Entries with figure data:
______________________________

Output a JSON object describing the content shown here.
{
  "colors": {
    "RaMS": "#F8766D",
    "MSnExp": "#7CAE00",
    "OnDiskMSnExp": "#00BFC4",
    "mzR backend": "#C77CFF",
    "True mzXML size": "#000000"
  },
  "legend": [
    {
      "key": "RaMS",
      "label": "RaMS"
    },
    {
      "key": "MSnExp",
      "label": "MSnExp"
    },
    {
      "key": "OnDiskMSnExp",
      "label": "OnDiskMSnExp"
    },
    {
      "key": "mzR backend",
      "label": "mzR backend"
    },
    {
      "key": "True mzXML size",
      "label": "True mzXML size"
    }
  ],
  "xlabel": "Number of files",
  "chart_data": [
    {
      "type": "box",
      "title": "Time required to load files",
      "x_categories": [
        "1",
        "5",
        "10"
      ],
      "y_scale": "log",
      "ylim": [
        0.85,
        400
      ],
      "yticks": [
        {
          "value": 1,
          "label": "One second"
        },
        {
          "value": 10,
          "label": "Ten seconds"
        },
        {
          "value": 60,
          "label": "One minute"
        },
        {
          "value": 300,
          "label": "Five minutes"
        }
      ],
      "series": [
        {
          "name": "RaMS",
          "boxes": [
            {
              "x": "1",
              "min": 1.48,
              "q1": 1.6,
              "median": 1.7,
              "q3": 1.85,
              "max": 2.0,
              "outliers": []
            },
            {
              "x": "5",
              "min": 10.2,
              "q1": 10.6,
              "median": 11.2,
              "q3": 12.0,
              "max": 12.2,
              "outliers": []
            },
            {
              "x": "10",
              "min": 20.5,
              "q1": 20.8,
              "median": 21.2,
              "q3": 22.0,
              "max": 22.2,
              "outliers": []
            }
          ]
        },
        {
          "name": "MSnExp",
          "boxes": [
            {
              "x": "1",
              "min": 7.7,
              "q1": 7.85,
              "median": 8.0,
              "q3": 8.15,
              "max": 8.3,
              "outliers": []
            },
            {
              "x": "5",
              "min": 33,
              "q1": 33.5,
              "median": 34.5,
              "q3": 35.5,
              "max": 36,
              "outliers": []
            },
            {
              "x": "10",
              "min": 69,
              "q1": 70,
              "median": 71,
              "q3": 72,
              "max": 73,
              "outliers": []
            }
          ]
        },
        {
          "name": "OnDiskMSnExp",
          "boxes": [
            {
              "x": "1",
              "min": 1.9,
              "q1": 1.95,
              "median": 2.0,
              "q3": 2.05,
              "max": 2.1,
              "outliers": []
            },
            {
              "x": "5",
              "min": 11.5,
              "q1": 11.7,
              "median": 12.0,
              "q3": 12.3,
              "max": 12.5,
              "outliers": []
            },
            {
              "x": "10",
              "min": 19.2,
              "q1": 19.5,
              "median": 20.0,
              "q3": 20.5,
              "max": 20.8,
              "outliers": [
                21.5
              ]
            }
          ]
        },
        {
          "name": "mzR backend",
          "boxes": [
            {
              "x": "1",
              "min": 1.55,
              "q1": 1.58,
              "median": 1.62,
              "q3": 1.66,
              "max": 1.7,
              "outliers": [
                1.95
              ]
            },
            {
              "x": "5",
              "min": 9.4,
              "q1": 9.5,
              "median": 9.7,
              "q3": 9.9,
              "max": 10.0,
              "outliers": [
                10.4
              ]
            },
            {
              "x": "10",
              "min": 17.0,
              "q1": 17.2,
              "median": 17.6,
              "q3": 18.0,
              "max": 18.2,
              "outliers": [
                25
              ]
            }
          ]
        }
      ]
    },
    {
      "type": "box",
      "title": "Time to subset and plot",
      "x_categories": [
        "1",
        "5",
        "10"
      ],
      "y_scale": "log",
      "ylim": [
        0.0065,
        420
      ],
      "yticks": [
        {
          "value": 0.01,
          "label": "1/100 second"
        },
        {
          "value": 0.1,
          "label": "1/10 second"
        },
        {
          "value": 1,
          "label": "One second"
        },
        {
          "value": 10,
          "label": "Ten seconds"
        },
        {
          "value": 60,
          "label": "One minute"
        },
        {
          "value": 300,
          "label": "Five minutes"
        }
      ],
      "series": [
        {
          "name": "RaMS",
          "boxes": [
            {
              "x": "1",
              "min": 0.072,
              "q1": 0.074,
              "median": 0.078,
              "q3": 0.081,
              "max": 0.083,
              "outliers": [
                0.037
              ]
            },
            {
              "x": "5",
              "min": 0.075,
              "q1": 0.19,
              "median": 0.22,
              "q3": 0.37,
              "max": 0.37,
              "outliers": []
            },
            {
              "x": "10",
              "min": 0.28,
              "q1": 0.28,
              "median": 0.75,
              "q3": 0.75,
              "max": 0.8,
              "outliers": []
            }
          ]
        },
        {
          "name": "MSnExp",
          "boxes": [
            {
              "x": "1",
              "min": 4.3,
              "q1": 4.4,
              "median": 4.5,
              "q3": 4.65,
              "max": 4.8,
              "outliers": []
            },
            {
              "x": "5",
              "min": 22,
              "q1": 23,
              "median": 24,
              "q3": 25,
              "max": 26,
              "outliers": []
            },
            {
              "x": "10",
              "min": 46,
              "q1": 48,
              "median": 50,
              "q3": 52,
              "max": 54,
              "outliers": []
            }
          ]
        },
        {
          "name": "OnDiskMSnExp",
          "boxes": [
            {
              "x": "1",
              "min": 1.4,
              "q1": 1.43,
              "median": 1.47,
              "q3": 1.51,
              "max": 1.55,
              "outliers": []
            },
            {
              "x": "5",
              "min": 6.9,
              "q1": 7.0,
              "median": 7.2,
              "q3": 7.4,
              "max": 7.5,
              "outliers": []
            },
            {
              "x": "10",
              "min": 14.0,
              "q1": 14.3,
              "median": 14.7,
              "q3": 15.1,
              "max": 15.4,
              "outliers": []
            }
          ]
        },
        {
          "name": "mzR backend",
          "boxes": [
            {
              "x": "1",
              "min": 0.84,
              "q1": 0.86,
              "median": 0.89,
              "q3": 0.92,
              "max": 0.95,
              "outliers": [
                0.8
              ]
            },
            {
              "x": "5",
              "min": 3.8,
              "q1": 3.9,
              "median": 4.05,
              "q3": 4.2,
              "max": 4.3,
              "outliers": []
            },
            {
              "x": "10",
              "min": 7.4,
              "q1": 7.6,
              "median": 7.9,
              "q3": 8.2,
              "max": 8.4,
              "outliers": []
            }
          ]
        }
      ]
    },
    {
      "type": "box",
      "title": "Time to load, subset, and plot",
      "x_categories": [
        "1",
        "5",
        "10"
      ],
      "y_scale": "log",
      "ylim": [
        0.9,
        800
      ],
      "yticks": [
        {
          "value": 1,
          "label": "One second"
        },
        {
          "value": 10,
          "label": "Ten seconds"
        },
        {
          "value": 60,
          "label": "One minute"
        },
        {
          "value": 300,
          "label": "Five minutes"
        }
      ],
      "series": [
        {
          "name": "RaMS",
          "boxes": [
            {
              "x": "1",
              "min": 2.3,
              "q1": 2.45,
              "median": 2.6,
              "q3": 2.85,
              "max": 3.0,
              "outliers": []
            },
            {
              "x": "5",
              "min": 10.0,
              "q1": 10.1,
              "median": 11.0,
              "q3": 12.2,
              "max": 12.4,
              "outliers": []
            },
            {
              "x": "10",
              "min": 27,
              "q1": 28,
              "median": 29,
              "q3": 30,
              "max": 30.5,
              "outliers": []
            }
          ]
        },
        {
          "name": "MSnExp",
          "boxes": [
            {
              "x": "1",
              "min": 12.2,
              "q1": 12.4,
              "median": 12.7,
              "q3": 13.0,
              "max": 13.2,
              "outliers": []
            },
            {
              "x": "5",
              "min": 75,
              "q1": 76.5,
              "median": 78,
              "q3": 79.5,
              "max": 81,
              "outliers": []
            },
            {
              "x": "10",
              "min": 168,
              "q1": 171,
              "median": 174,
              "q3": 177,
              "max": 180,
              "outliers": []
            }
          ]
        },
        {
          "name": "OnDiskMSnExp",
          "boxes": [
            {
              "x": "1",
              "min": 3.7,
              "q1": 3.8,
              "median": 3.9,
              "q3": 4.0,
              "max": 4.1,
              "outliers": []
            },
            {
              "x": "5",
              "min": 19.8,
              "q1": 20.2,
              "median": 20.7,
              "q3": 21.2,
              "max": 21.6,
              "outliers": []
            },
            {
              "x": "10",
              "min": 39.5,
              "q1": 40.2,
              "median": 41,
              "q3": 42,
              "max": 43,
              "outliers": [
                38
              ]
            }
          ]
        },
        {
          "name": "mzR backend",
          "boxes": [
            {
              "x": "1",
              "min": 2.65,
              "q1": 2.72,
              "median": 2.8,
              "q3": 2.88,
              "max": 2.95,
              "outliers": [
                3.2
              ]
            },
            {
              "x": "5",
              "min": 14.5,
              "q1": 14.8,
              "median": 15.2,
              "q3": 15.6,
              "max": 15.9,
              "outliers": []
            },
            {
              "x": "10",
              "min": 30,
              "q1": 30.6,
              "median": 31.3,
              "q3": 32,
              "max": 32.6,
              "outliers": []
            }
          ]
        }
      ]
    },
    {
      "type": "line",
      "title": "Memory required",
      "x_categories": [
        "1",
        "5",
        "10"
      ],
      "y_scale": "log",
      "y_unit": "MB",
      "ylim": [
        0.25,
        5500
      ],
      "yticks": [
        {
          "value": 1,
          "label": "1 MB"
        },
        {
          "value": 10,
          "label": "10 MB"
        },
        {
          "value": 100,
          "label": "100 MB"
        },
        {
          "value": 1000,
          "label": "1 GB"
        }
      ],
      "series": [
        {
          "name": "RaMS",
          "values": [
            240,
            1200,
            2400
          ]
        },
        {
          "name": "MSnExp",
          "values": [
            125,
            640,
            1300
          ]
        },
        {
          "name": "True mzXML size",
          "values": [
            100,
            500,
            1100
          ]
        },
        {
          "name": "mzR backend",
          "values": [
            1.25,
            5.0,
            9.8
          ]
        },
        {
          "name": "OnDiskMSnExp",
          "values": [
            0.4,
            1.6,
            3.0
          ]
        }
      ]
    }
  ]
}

______________________________

**WHAT NEEDS TO BE DONE:**
List the lines of the entries that include "mzXML".

**EXERCISE RESULT:**
    "True mzXML size": "#000000"
      "key": "True mzXML size",
      "label": "True mzXML size"
          "name": "True mzXML size",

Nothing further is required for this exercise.